BAGIAN DOKUMEN

◆ ◆ ◆ ◆

Adapun mengenai agama, bukan kita mau mempertentangkan, tetapi memang watak antaragama itu pasti bertentangan. Lihat saja, Muslim menyatakan Allah itu ahad (esa), sedangkan orang Kristen mengatakan Tuhan itu satu dari tiga. Soal ketentuan halal-haram pasti juga berbeda. Begitu pun terkait masalah kepemimpinan. Islam tegas melarang memilih pemimpin dari kalangan orang kafir. Mengapa? Karena tugas pokok dan fungsi kepemimpinan dalam Islam adalah menerapkan syariah secara kâffah dan melaksanakan amar makruf nahi mungkar. Bagaimana kita bisa mengharap orang kafir bisa melakukan tugas ini bila ia sendiri tidak paham amar makruf nahi mungkar dan tidak mengimani syariah? Sikap ini harus dipahami sebagai ketundukan umat Islam pada ketentuan agama. Tidak boleh dianggap SARA.

◆ ◆ ◆ ◆

TUGAS
Sebutkan semua hal yang dijadikan contoh perbedaan antaragama dalam teks tentang agama di atas. Item berikut tidak berhubungan dengan teks tentang agama di atas.

CUPLIKAN DATA
◆ ◆ ◆ ◆

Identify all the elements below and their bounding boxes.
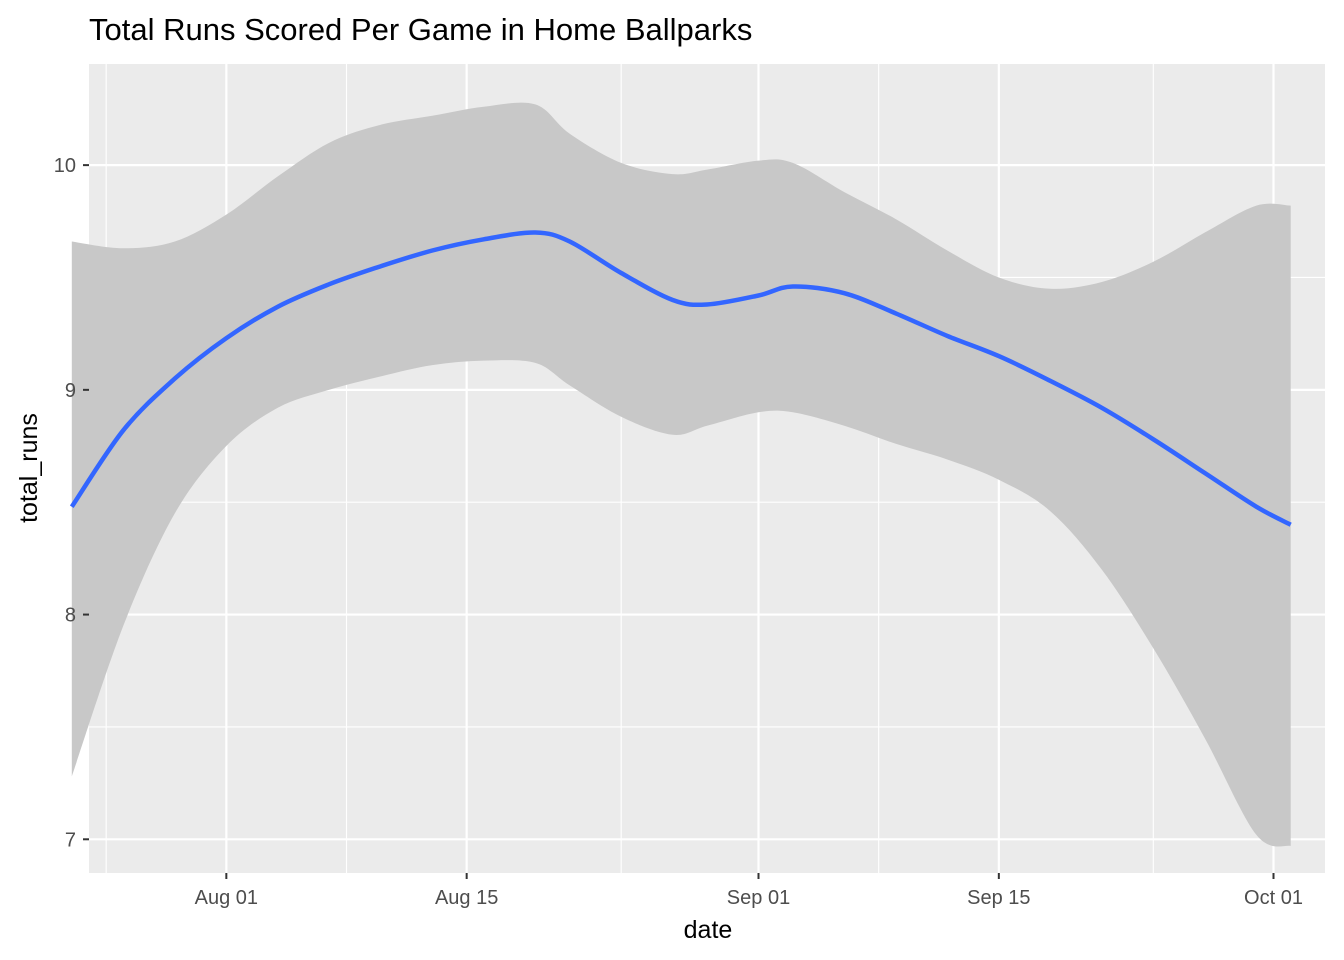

◆ ◆ ◆ ◆

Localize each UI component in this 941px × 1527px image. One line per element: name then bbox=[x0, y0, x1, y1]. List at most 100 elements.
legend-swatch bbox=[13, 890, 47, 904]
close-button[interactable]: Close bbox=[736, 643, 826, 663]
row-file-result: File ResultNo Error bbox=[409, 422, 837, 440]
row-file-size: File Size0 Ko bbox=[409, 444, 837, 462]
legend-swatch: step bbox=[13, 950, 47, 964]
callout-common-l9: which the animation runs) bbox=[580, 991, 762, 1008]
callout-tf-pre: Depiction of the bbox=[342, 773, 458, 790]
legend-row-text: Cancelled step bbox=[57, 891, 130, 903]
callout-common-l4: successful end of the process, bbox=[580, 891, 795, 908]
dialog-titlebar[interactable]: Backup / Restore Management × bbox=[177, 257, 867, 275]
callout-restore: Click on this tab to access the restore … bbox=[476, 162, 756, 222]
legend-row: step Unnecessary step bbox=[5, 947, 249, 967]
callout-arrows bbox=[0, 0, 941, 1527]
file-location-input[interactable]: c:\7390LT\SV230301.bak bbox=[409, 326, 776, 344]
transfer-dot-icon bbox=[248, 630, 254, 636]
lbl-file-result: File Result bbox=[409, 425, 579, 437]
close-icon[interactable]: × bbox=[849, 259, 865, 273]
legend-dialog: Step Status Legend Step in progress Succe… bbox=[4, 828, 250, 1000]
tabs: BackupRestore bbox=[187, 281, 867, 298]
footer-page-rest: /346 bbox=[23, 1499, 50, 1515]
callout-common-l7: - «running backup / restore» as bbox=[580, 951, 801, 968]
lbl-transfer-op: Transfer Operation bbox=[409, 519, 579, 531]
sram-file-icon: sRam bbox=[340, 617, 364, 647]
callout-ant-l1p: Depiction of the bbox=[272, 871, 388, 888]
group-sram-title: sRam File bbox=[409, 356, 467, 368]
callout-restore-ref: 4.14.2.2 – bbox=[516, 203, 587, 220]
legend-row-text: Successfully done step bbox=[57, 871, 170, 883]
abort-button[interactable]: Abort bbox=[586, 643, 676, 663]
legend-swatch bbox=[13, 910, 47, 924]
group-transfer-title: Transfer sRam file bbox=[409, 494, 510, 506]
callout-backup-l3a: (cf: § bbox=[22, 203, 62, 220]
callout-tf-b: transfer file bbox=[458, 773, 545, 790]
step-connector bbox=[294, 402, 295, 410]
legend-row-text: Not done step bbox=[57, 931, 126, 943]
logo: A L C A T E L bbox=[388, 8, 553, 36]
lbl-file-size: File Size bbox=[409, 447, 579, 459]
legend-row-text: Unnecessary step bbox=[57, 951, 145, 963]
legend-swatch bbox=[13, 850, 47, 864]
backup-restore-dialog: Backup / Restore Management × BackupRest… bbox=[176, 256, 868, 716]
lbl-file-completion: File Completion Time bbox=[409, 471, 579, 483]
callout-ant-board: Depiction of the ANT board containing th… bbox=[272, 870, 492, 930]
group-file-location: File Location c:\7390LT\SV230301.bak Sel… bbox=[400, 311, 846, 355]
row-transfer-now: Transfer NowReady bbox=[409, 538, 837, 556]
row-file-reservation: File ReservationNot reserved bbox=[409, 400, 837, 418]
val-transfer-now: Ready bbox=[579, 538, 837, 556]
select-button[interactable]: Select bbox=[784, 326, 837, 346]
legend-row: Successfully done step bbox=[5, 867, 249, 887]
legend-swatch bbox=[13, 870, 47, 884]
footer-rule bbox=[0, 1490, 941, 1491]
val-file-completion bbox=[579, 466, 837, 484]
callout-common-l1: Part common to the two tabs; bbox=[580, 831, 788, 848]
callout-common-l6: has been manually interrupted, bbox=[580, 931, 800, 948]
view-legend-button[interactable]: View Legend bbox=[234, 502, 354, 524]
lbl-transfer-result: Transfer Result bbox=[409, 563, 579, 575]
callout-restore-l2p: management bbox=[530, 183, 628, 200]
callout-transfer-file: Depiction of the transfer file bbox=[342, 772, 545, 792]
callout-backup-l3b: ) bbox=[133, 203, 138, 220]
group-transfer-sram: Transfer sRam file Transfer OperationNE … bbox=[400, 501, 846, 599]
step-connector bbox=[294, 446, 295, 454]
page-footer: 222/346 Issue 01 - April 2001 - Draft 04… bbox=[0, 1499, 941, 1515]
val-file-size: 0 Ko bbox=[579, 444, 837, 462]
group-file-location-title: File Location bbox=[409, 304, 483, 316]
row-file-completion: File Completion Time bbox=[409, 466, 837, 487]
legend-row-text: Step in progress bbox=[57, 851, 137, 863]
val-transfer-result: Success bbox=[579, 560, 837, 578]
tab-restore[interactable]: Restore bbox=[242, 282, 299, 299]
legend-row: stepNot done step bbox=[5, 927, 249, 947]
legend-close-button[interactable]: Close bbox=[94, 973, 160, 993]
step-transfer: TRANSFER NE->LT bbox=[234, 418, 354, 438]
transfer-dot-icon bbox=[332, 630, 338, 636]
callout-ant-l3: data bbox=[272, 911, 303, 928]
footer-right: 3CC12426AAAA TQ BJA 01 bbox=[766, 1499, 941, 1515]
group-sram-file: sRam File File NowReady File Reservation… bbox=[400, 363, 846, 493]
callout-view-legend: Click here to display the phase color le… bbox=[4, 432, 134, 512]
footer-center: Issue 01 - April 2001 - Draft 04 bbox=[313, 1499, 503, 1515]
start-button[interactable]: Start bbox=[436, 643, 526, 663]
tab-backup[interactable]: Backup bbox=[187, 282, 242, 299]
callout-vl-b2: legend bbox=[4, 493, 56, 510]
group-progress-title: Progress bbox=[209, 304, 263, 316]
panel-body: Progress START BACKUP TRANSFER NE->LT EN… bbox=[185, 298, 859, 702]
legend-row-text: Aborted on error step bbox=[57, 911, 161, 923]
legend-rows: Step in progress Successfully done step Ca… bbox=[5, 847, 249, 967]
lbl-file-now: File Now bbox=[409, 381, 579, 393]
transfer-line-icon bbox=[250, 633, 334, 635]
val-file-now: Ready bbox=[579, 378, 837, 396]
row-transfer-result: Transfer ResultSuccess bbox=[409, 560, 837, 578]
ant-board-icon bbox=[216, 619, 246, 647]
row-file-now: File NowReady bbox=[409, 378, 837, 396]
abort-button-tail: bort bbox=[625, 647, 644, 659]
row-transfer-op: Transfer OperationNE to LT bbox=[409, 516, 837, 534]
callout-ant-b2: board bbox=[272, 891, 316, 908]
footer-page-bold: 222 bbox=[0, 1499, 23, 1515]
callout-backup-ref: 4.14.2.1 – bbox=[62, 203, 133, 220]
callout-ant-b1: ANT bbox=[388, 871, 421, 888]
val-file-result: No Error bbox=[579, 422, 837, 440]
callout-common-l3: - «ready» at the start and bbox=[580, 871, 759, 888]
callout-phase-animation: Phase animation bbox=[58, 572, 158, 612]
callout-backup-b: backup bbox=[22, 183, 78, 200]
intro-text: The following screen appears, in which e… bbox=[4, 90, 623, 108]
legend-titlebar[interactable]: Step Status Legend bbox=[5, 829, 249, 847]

◆ ◆ ◆ ◆

JAWABAN
- Soal Tuhan: Muslim menyatakan Allah itu ahad (esa), sedangkan orang Kristen mengatakan Tuhan itu satu dari tiga.
- Soal ketentuan halal-haram.
- Masalah kepemimpinan.